(Material supplied):
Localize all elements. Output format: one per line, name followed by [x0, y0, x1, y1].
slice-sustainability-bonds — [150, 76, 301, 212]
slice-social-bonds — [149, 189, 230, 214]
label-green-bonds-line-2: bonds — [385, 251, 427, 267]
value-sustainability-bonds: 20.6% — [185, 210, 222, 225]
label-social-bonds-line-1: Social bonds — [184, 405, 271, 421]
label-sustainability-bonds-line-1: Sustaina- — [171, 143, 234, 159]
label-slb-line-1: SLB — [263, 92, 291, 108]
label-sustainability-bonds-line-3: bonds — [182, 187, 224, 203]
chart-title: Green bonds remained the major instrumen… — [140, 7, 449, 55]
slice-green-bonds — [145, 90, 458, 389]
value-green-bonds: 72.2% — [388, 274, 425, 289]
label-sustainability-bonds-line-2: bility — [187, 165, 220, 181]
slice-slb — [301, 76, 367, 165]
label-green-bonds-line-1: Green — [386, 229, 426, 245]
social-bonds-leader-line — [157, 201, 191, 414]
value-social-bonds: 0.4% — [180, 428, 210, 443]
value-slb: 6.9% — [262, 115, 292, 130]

(Task brief):
Which lines of the items above contain the string "sustainability"? Return each of them in full.

(Full solution):
slice-sustainability-bonds — [150, 76, 301, 212]
value-sustainability-bonds: 20.6% — [185, 210, 222, 225]
label-sustainability-bonds-line-1: Sustaina- — [171, 143, 234, 159]
label-sustainability-bonds-line-3: bonds — [182, 187, 224, 203]
label-sustainability-bonds-line-2: bility — [187, 165, 220, 181]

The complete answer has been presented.